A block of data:
..........

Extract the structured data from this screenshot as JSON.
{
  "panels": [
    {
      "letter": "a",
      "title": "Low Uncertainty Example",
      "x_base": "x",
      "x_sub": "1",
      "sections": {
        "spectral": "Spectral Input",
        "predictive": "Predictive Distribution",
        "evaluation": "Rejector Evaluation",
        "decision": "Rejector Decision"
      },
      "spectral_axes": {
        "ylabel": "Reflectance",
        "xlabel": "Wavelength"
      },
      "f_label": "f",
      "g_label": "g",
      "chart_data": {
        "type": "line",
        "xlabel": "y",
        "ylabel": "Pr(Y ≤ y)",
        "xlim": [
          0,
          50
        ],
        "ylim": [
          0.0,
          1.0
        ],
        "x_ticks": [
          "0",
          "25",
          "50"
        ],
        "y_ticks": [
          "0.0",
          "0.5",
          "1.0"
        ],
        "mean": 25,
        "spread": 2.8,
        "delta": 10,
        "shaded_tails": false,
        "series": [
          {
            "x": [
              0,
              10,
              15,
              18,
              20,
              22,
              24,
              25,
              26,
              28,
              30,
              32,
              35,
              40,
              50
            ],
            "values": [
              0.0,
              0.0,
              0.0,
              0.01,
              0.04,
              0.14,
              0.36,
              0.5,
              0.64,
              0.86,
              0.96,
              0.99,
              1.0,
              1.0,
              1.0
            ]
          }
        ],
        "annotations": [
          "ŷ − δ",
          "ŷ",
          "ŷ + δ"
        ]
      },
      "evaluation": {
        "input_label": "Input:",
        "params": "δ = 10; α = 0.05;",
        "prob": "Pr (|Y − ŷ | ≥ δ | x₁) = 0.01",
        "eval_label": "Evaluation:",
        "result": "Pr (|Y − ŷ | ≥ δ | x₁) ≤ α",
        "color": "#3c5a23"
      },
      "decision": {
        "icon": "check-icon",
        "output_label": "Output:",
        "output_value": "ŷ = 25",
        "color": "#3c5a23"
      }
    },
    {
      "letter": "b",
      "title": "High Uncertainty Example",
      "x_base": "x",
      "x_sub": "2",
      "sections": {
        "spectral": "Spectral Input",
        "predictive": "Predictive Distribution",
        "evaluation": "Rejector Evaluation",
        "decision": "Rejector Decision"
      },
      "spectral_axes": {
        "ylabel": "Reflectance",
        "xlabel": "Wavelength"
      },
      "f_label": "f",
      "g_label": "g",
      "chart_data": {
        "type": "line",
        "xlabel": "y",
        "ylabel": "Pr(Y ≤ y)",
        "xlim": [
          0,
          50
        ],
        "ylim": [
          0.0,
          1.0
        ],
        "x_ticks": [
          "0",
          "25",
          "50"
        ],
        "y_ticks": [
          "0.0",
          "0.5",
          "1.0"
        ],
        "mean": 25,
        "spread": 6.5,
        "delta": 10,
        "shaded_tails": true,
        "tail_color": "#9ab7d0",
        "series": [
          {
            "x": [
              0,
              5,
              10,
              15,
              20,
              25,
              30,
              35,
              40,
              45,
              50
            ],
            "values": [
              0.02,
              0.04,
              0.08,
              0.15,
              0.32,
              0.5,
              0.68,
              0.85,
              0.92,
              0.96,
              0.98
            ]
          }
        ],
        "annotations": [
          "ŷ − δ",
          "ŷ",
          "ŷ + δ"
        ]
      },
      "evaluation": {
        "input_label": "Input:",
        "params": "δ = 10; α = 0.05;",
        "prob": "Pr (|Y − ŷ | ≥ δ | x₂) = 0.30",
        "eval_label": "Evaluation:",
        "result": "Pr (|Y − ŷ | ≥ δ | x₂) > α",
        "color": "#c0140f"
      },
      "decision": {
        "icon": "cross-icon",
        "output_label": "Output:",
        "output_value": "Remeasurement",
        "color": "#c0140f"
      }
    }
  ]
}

..........

What to produce:
Repeat the data exactly. Leave nothing out.

Output of the exercise:
Extract the structured data from this screenshot as JSON.
{
  "panels": [
    {
      "letter": "a",
      "title": "Low Uncertainty Example",
      "x_base": "x",
      "x_sub": "1",
      "sections": {
        "spectral": "Spectral Input",
        "predictive": "Predictive Distribution",
        "evaluation": "Rejector Evaluation",
        "decision": "Rejector Decision"
      },
      "spectral_axes": {
        "ylabel": "Reflectance",
        "xlabel": "Wavelength"
      },
      "f_label": "f",
      "g_label": "g",
      "chart_data": {
        "type": "line",
        "xlabel": "y",
        "ylabel": "Pr(Y ≤ y)",
        "xlim": [
          0,
          50
        ],
        "ylim": [
          0.0,
          1.0
        ],
        "x_ticks": [
          "0",
          "25",
          "50"
        ],
        "y_ticks": [
          "0.0",
          "0.5",
          "1.0"
        ],
        "mean": 25,
        "spread": 2.8,
        "delta": 10,
        "shaded_tails": false,
        "series": [
          {
            "x": [
              0,
              10,
              15,
              18,
              20,
              22,
              24,
              25,
              26,
              28,
              30,
              32,
              35,
              40,
              50
            ],
            "values": [
              0.0,
              0.0,
              0.0,
              0.01,
              0.04,
              0.14,
              0.36,
              0.5,
              0.64,
              0.86,
              0.96,
              0.99,
              1.0,
              1.0,
              1.0
            ]
          }
        ],
        "annotations": [
          "ŷ − δ",
          "ŷ",
          "ŷ + δ"
        ]
      },
      "evaluation": {
        "input_label": "Input:",
        "params": "δ = 10; α = 0.05;",
        "prob": "Pr (|Y − ŷ | ≥ δ | x₁) = 0.01",
        "eval_label": "Evaluation:",
        "result": "Pr (|Y − ŷ | ≥ δ | x₁) ≤ α",
        "color": "#3c5a23"
      },
      "decision": {
        "icon": "check-icon",
        "output_label": "Output:",
        "output_value": "ŷ = 25",
        "color": "#3c5a23"
      }
    },
    {
      "letter": "b",
      "title": "High Uncertainty Example",
      "x_base": "x",
      "x_sub": "2",
      "sections": {
        "spectral": "Spectral Input",
        "predictive": "Predictive Distribution",
        "evaluation": "Rejector Evaluation",
        "decision": "Rejector Decision"
      },
      "spectral_axes": {
        "ylabel": "Reflectance",
        "xlabel": "Wavelength"
      },
      "f_label": "f",
      "g_label": "g",
      "chart_data": {
        "type": "line",
        "xlabel": "y",
        "ylabel": "Pr(Y ≤ y)",
        "xlim": [
          0,
          50
        ],
        "ylim": [
          0.0,
          1.0
        ],
        "x_ticks": [
          "0",
          "25",
          "50"
        ],
        "y_ticks": [
          "0.0",
          "0.5",
          "1.0"
        ],
        "mean": 25,
        "spread": 6.5,
        "delta": 10,
        "shaded_tails": true,
        "tail_color": "#9ab7d0",
        "series": [
          {
            "x": [
              0,
              5,
              10,
              15,
              20,
              25,
              30,
              35,
              40,
              45,
              50
            ],
            "values": [
              0.02,
              0.04,
              0.08,
              0.15,
              0.32,
              0.5,
              0.68,
              0.85,
              0.92,
              0.96,
              0.98
            ]
          }
        ],
        "annotations": [
          "ŷ − δ",
          "ŷ",
          "ŷ + δ"
        ]
      },
      "evaluation": {
        "input_label": "Input:",
        "params": "δ = 10; α = 0.05;",
        "prob": "Pr (|Y − ŷ | ≥ δ | x₂) = 0.30",
        "eval_label": "Evaluation:",
        "result": "Pr (|Y − ŷ | ≥ δ | x₂) > α",
        "color": "#c0140f"
      },
      "decision": {
        "icon": "cross-icon",
        "output_label": "Output:",
        "output_value": "Remeasurement",
        "color": "#c0140f"
      }
    }
  ]
}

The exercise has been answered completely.